▶ [PROBLEM TO SOLVE]:
Here are some records; copy every line that holds the word "nefunguje".

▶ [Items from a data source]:
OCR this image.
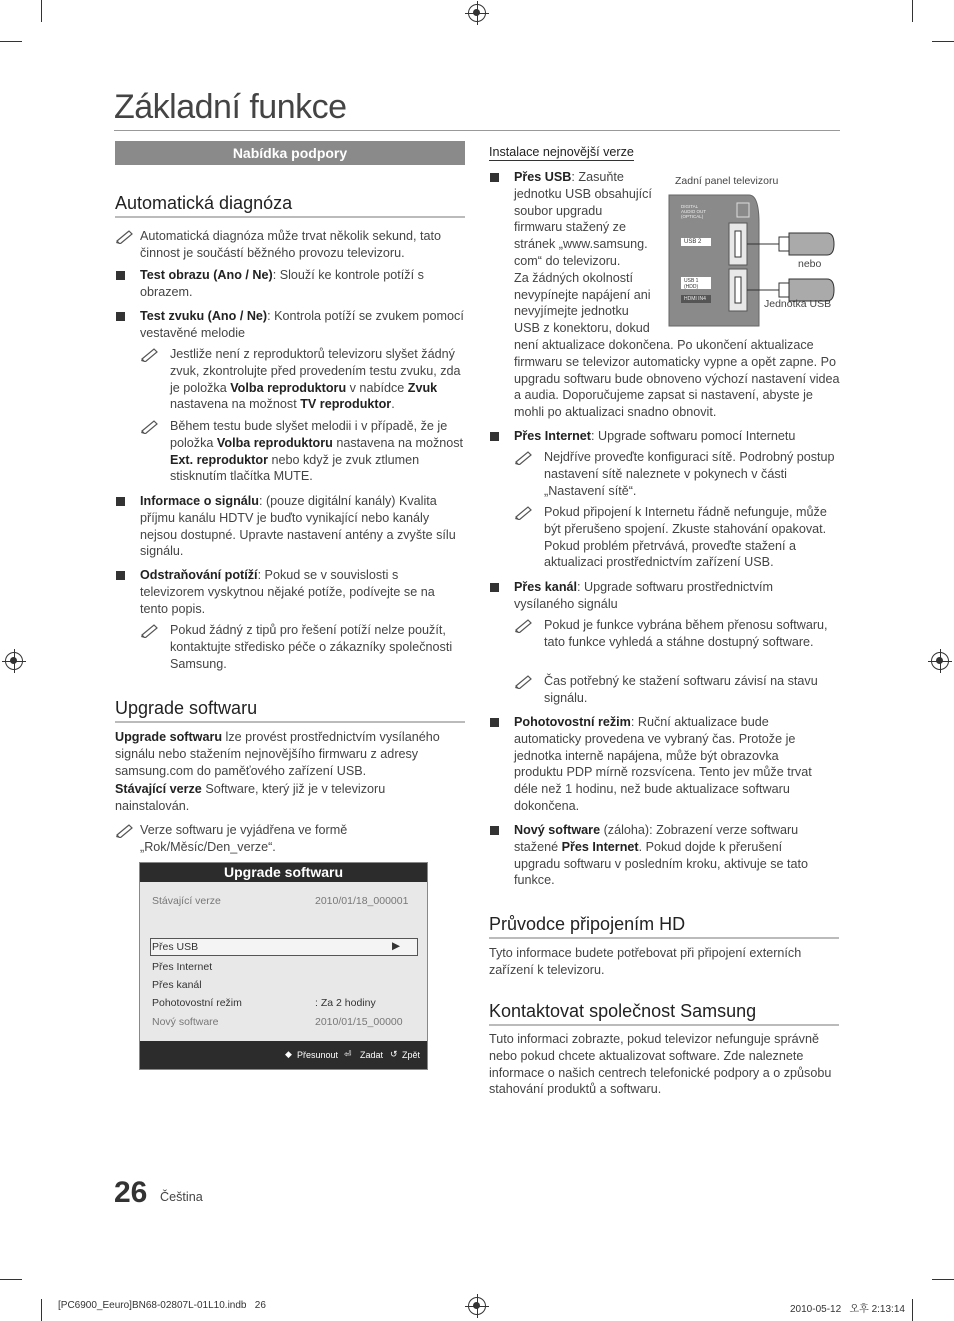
Základní funkce
Nabídka podpory
Automatická diagnóza
Automatická diagnóza může trvat několik sekund, tato činnost je součástí běžného provozu televizoru.
Test obrazu (Ano / Ne): Slouží ke kontrole potíží s obrazem.
Test zvuku (Ano / Ne): Kontrola potíží se zvukem pomocí vestavěné melodie
Jestliže není z reproduktorů televizoru slyšet žádný zvuk, zkontrolujte před provedením testu zvuku, zda je položka Volba reproduktoru v nabídce Zvuk nastavena na možnost TV reproduktor.
Během testu bude slyšet melodii i v případě, že je položka Volba reproduktoru nastavena na možnost Ext. reproduktor nebo když je zvuk ztlumen stisknutím tlačítka MUTE.
Informace o signálu: (pouze digitální kanály) Kvalita příjmu kanálu HDTV je buďto vynikající nebo kanály nejsou dostupné. Upravte nastavení antény a zvyšte sílu signálu.
Odstraňování potíží: Pokud se v souvislosti s televizorem vyskytnou nějaké potíže, podívejte se na tento popis.
Pokud žádný z tipů pro řešení potíží nelze použít, kontaktujte středisko péče o zákazníky společnosti Samsung.
Upgrade softwaru
Upgrade softwaru lze provést prostřednictvím vysílaného signálu nebo stažením nejnovějšího firmwaru z adresy samsung.com do paměťového zařízení USB.
Stávající verze Software, který již je v televizoru nainstalován.
Verze softwaru je vyjádřena ve formě „Rok/Měsíc/Den_verze“.
Upgrade softwaru
Stávající verze	2010/01/18_000001
Přes USB	▶
Přes Internet
Přes kanál
Pohotovostní režim	: Za 2 hodiny
Nový software	2010/01/15_00000
◆ Přesunout ⏎ Zadat ↺ Zpět
Instalace nejnovější verze
Zadní panel televizoru
DIGITAL AUDIO OUT (OPTICAL)
USB 2
USB 1 (HDD)
HDMI IN4
nebo
Jednotka USB
Přes USB: Zasuňte
jednotku USB obsahující
soubor upgradu
firmwaru stažený ze
stránek „www.samsung.
com“ do televizoru.
Za žádných okolností
nevypínejte napájení ani
nevyjímejte jednotku
USB z konektoru, dokud
není aktualizace dokončena. Po ukončení aktualizace firmwaru se televizor automaticky vypne a opět zapne. Po upgradu softwaru bude obnoveno výchozí nastavení videa a audia. Doporučujeme zapsat si nastavení, abyste je mohli po aktualizaci snadno obnovit.
Přes Internet: Upgrade softwaru pomocí Internetu
Nejdříve proveďte konfiguraci sítě. Podrobný postup nastavení sítě naleznete v pokynech v části „Nastavení sítě“.
Pokud připojení k Internetu řádně nefunguje, může být přerušeno spojení. Zkuste stahování opakovat. Pokud problém přetrvává, proveďte stažení a aktualizaci prostřednictvím zařízení USB.
Přes kanál: Upgrade softwaru prostřednictvím vysílaného signálu
Pokud je funkce vybrána během přenosu softwaru, tato funkce vyhledá a stáhne dostupný software.
Čas potřebný ke stažení softwaru závisí na stavu signálu.
Pohotovostní režim: Ruční aktualizace bude automaticky provedena ve vybraný čas. Protože je jednotka interně napájena, může být obrazovka produktu PDP mírně rozsvícena. Tento jev může trvat déle než 1 hodinu, než bude aktualizace softwaru dokončena.
Nový software (záloha): Zobrazení verze softwaru stažené Přes Internet. Pokud dojde k přerušení upgradu softwaru v posledním kroku, aktivuje se tato funkce.
Průvodce připojením HD
Tyto informace budete potřebovat při připojení externích zařízení k televizoru.
Kontaktovat společnost Samsung
Tuto informaci zobrazte, pokud televizor nefunguje správně nebo pokud chcete aktualizovat software. Zde naleznete informace o našich centrech telefonické podpory a o způsobu stahování produktů a softwaru.
26 Čeština
[PC6900_Eeuro]BN68-02807L-01L10.indb   26	2010-05-12   오후 2:13:14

▶ [SOLUTION BELOW]:
Pokud připojení k Internetu řádně nefunguje, může být přerušeno spojení. Zkuste stahování opakovat. Pokud problém přetrvává, proveďte stažení a aktualizaci prostřednictvím zařízení USB.
Tuto informaci zobrazte, pokud televizor nefunguje správně nebo pokud chcete aktualizovat software. Zde naleznete informace o našich centrech telefonické podpory a o způsobu stahování produktů a softwaru.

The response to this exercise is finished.